--- Start ---
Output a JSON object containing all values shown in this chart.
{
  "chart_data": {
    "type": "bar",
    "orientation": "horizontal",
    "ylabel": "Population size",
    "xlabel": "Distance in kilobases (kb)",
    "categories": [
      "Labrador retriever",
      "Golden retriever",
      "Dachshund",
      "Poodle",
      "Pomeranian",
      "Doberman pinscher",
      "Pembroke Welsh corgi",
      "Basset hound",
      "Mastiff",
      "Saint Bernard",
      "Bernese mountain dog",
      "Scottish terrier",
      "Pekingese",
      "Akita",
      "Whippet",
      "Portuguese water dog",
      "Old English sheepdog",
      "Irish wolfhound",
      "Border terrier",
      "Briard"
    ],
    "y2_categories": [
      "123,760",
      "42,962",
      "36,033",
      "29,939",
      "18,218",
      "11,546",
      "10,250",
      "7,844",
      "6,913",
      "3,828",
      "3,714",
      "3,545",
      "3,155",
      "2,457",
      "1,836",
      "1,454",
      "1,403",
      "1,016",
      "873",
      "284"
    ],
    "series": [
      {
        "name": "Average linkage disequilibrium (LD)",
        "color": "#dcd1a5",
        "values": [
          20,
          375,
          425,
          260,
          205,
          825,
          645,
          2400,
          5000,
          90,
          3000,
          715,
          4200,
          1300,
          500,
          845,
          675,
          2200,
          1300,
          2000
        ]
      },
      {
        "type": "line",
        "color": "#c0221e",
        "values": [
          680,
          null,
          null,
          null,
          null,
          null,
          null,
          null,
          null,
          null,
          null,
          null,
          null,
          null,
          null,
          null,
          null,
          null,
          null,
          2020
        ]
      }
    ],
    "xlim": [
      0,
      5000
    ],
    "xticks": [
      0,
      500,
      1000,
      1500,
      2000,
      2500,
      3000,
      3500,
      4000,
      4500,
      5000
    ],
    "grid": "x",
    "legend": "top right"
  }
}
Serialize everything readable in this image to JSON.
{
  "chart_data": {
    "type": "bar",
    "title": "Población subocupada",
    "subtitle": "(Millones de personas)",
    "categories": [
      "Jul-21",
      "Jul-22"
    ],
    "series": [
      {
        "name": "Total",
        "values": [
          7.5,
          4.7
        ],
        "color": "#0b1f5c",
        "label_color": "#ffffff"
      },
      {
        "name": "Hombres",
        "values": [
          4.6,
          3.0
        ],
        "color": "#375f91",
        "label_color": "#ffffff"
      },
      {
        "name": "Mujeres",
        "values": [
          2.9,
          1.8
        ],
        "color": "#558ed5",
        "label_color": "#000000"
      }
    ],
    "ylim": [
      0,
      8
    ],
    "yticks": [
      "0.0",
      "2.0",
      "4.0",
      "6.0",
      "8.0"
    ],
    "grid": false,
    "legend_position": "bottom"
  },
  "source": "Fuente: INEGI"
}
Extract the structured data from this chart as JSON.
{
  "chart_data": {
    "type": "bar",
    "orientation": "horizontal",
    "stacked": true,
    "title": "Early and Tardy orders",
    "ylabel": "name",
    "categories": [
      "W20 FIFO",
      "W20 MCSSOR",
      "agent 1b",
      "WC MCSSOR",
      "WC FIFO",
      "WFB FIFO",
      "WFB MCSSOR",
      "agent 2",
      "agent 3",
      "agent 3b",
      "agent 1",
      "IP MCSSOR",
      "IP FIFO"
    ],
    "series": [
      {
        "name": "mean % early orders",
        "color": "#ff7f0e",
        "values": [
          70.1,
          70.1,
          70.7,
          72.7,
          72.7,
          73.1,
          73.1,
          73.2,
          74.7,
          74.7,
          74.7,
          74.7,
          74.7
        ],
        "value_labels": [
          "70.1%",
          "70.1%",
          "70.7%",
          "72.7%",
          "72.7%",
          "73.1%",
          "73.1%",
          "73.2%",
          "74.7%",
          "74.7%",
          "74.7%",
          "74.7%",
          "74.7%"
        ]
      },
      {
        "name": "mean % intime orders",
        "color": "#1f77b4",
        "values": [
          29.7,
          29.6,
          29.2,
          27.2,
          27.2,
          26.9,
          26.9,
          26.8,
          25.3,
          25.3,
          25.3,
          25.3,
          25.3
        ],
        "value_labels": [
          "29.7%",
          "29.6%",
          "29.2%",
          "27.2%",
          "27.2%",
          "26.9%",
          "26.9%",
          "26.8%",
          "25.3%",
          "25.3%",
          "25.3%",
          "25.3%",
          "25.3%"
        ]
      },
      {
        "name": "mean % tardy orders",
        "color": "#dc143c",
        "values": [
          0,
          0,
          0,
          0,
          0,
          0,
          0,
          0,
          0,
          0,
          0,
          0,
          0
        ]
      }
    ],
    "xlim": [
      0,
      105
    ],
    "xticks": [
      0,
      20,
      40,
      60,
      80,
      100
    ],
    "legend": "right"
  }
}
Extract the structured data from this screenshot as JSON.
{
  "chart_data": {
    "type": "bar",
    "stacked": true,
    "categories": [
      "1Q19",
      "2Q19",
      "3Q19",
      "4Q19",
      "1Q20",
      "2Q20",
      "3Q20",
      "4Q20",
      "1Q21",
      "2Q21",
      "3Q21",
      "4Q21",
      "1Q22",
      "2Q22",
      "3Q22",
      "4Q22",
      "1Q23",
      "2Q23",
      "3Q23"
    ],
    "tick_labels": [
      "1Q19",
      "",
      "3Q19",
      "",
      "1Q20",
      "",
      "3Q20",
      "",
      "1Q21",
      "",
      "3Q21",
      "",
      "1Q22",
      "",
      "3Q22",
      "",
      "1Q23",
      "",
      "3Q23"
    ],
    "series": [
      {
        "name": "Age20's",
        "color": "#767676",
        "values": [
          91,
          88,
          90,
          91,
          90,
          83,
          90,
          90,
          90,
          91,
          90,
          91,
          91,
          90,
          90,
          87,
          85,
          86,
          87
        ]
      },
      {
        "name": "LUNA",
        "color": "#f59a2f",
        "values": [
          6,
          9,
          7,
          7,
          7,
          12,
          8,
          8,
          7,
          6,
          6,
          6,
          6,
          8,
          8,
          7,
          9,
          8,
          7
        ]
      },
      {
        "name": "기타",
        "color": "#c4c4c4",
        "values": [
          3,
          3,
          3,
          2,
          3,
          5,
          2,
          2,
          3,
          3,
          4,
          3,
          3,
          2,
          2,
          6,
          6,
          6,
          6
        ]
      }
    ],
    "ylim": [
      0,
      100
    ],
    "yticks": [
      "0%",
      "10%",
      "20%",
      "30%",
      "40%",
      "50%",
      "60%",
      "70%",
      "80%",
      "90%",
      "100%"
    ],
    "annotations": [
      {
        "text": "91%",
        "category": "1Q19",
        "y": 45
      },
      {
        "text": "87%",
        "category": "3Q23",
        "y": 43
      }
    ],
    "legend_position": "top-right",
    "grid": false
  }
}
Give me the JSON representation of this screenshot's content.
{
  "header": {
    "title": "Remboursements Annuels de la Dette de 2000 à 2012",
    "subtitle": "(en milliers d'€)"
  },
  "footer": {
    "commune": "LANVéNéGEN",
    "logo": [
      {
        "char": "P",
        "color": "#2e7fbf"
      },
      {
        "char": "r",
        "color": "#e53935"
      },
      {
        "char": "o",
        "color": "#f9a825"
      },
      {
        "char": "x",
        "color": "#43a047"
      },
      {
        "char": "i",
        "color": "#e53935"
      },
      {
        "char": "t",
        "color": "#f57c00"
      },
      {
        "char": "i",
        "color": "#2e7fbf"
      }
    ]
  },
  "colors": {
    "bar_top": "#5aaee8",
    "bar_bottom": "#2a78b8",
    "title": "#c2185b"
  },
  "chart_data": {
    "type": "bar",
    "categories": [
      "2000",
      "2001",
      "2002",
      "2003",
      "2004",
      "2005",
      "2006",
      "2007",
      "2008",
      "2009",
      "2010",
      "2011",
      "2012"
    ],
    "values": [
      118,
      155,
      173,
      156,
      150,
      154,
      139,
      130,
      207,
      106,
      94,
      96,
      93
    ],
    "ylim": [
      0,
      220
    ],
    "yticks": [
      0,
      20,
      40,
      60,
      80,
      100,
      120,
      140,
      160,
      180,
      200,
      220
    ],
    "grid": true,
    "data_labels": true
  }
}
--- End ---
**Task to complete**.
Return from the data every line that holds "structured".

**Result of this task**.
Extract the structured data from this chart as JSON.
Extract the structured data from this screenshot as JSON.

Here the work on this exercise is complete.